### Written problem
The data must be written out once more, precisely as given.

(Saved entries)

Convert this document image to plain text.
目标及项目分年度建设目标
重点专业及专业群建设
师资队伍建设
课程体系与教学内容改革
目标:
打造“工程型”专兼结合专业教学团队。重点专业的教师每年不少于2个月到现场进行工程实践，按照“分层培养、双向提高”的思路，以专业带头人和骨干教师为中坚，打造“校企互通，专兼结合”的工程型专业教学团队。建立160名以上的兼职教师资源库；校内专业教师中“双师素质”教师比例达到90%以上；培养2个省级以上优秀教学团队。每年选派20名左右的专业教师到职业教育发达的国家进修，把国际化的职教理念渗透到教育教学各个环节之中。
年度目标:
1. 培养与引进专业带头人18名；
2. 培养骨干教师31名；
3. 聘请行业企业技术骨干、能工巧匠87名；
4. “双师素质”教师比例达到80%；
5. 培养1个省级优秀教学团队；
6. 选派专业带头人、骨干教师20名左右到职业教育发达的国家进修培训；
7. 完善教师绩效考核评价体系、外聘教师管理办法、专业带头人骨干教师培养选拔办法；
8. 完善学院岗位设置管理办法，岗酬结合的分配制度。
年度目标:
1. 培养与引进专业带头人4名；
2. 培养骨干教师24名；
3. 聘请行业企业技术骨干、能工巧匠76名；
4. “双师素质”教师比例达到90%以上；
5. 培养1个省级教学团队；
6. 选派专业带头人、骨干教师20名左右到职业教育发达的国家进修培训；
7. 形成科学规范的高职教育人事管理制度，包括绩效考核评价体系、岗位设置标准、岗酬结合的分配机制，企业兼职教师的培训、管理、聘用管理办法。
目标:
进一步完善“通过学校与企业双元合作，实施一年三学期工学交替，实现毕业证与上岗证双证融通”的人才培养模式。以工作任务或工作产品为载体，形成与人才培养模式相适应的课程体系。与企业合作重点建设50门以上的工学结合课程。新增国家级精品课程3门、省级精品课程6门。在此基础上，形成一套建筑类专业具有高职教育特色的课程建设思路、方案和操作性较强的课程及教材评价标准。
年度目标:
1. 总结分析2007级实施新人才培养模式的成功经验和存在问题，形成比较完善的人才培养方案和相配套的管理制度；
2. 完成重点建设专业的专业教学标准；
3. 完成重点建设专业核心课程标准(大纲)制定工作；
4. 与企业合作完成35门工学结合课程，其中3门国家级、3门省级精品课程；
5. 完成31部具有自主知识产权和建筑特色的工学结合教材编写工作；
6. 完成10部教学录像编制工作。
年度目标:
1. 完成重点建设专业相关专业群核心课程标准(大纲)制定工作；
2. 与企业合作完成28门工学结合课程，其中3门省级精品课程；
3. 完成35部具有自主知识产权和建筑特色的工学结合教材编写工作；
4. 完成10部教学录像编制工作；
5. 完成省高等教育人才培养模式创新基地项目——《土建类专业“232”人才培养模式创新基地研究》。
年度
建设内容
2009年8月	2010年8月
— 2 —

### Task answer
Convert this document image to plain text.
目标及项目分年度建设目标
重点专业及专业群建设
师资队伍建设
课程体系与教学内容改革
目标:
打造“工程型”专兼结合专业教学团队。重点专业的教师每年不少于2个月到现场进行工程实践，按照“分层培养、双向提高”的思路，以专业带头人和骨干教师为中坚，打造“校企互通，专兼结合”的工程型专业教学团队。建立160名以上的兼职教师资源库；校内专业教师中“双师素质”教师比例达到90%以上；培养2个省级以上优秀教学团队。每年选派20名左右的专业教师到职业教育发达的国家进修，把国际化的职教理念渗透到教育教学各个环节之中。
年度目标:
1. 培养与引进专业带头人18名；
2. 培养骨干教师31名；
3. 聘请行业企业技术骨干、能工巧匠87名；
4. “双师素质”教师比例达到80%；
5. 培养1个省级优秀教学团队；
6. 选派专业带头人、骨干教师20名左右到职业教育发达的国家进修培训；
7. 完善教师绩效考核评价体系、外聘教师管理办法、专业带头人骨干教师培养选拔办法；
8. 完善学院岗位设置管理办法，岗酬结合的分配制度。
年度目标:
1. 培养与引进专业带头人4名；
2. 培养骨干教师24名；
3. 聘请行业企业技术骨干、能工巧匠76名；
4. “双师素质”教师比例达到90%以上；
5. 培养1个省级教学团队；
6. 选派专业带头人、骨干教师20名左右到职业教育发达的国家进修培训；
7. 形成科学规范的高职教育人事管理制度，包括绩效考核评价体系、岗位设置标准、岗酬结合的分配机制，企业兼职教师的培训、管理、聘用管理办法。
目标:
进一步完善“通过学校与企业双元合作，实施一年三学期工学交替，实现毕业证与上岗证双证融通”的人才培养模式。以工作任务或工作产品为载体，形成与人才培养模式相适应的课程体系。与企业合作重点建设50门以上的工学结合课程。新增国家级精品课程3门、省级精品课程6门。在此基础上，形成一套建筑类专业具有高职教育特色的课程建设思路、方案和操作性较强的课程及教材评价标准。
年度目标:
1. 总结分析2007级实施新人才培养模式的成功经验和存在问题，形成比较完善的人才培养方案和相配套的管理制度；
2. 完成重点建设专业的专业教学标准；
3. 完成重点建设专业核心课程标准(大纲)制定工作；
4. 与企业合作完成35门工学结合课程，其中3门国家级、3门省级精品课程；
5. 完成31部具有自主知识产权和建筑特色的工学结合教材编写工作；
6. 完成10部教学录像编制工作。
年度目标:
1. 完成重点建设专业相关专业群核心课程标准(大纲)制定工作；
2. 与企业合作完成28门工学结合课程，其中3门省级精品课程；
3. 完成35部具有自主知识产权和建筑特色的工学结合教材编写工作；
4. 完成10部教学录像编制工作；
5. 完成省高等教育人才培养模式创新基地项目——《土建类专业“232”人才培养模式创新基地研究》。
年度
建设内容
2009年8月	2010年8月
— 2 —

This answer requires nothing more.